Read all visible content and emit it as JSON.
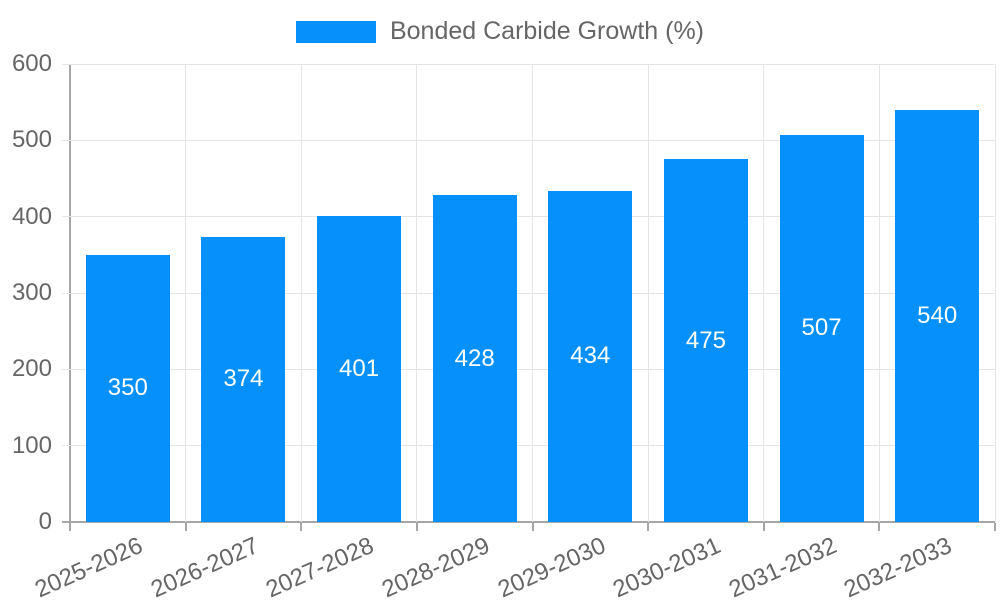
{
  "chart_data": {
    "type": "bar",
    "title": "",
    "legend": {
      "label": "Bonded Carbide Growth (%)",
      "position": "top"
    },
    "categories": [
      "2025-2026",
      "2026-2027",
      "2027-2028",
      "2028-2029",
      "2029-2030",
      "2030-2031",
      "2031-2032",
      "2032-2033"
    ],
    "series": [
      {
        "name": "Bonded Carbide Growth (%)",
        "values": [
          350,
          374,
          401,
          428,
          434,
          475,
          507,
          540
        ]
      }
    ],
    "value_labels": true,
    "xlabel": "",
    "ylabel": "",
    "ylim": [
      0,
      600
    ],
    "ytick_step": 100,
    "x_label_rotation_deg": -24,
    "grid": true,
    "colors": {
      "bar": "#0590FB",
      "grid": "#e5e5e5",
      "axis_line": "#a6a6a6",
      "axis_text": "#666666",
      "value_label": "#ffffff",
      "background": "#ffffff"
    }
  }
}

____

* Exercise task
Copy every entry exactly as written. Pictures are excluded.

* Written solution
Read all visible content and emit it as JSON.
{
  "chart_data": {
    "type": "bar",
    "title": "",
    "legend": {
      "label": "Bonded Carbide Growth (%)",
      "position": "top"
    },
    "categories": [
      "2025-2026",
      "2026-2027",
      "2027-2028",
      "2028-2029",
      "2029-2030",
      "2030-2031",
      "2031-2032",
      "2032-2033"
    ],
    "series": [
      {
        "name": "Bonded Carbide Growth (%)",
        "values": [
          350,
          374,
          401,
          428,
          434,
          475,
          507,
          540
        ]
      }
    ],
    "value_labels": true,
    "xlabel": "",
    "ylabel": "",
    "ylim": [
      0,
      600
    ],
    "ytick_step": 100,
    "x_label_rotation_deg": -24,
    "grid": true,
    "colors": {
      "bar": "#0590FB",
      "grid": "#e5e5e5",
      "axis_line": "#a6a6a6",
      "axis_text": "#666666",
      "value_label": "#ffffff",
      "background": "#ffffff"
    }
  }
}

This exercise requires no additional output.